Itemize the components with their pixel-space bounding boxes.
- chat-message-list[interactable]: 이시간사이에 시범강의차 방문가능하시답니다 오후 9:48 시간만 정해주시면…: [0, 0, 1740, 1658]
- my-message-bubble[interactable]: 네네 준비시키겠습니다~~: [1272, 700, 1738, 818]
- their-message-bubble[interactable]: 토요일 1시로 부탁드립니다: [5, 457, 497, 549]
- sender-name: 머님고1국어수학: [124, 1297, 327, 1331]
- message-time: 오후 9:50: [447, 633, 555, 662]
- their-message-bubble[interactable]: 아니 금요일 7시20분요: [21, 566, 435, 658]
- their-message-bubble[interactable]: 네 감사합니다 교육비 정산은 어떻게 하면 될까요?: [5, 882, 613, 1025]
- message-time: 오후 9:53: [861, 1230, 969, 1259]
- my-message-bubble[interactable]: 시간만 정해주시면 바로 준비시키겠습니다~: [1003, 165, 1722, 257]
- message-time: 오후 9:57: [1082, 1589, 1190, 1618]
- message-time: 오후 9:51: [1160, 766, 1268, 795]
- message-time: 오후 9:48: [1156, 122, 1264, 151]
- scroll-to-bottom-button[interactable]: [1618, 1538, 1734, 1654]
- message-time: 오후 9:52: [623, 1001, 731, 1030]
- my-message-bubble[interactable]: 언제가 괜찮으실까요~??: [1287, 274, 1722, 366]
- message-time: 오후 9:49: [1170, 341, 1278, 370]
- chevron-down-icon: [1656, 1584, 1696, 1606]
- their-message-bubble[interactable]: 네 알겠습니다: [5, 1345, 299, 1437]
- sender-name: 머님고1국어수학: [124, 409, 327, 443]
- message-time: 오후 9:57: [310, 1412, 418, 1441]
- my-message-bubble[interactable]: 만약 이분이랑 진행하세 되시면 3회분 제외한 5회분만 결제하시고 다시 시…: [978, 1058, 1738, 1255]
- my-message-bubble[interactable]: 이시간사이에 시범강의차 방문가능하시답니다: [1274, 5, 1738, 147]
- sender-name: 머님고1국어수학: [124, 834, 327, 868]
____
=== Written instruction ===
Render every line of the records above as a JSON list of strings, one string per line, with blank lines left out.

=== Written response ===
[
  "Itemize the components with their pixel-space bounding boxes.",
  "- chat-message-list[interactable]: 이시간사이에 시범강의차 방문가능하시답니다 오후 9:48 시간만 정해주시면…: [0, 0, 1740, 1658]",
  "- my-message-bubble[interactable]: 네네 준비시키겠습니다~~: [1272, 700, 1738, 818]",
  "- their-message-bubble[interactable]: 토요일 1시로 부탁드립니다: [5, 457, 497, 549]",
  "- sender-name: 머님고1국어수학: [124, 1297, 327, 1331]",
  "- message-time: 오후 9:50: [447, 633, 555, 662]",
  "- their-message-bubble[interactable]: 아니 금요일 7시20분요: [21, 566, 435, 658]",
  "- their-message-bubble[interactable]: 네 감사합니다 교육비 정산은 어떻게 하면 될까요?: [5, 882, 613, 1025]",
  "- message-time: 오후 9:53: [861, 1230, 969, 1259]",
  "- my-message-bubble[interactable]: 시간만 정해주시면 바로 준비시키겠습니다~: [1003, 165, 1722, 257]",
  "- message-time: 오후 9:57: [1082, 1589, 1190, 1618]",
  "- message-time: 오후 9:51: [1160, 766, 1268, 795]",
  "- message-time: 오후 9:48: [1156, 122, 1264, 151]",
  "- scroll-to-bottom-button[interactable]: [1618, 1538, 1734, 1654]",
  "- message-time: 오후 9:52: [623, 1001, 731, 1030]",
  "- my-message-bubble[interactable]: 언제가 괜찮으실까요~??: [1287, 274, 1722, 366]",
  "- message-time: 오후 9:49: [1170, 341, 1278, 370]",
  "- chevron-down-icon: [1656, 1584, 1696, 1606]",
  "- their-message-bubble[interactable]: 네 알겠습니다: [5, 1345, 299, 1437]",
  "- sender-name: 머님고1국어수학: [124, 409, 327, 443]",
  "- message-time: 오후 9:57: [310, 1412, 418, 1441]",
  "- my-message-bubble[interactable]: 만약 이분이랑 진행하세 되시면 3회분 제외한 5회분만 결제하시고 다시 시…: [978, 1058, 1738, 1255]",
  "- my-message-bubble[interactable]: 이시간사이에 시범강의차 방문가능하시답니다: [1274, 5, 1738, 147]",
  "- sender-name: 머님고1국어수학: [124, 834, 327, 868]"
]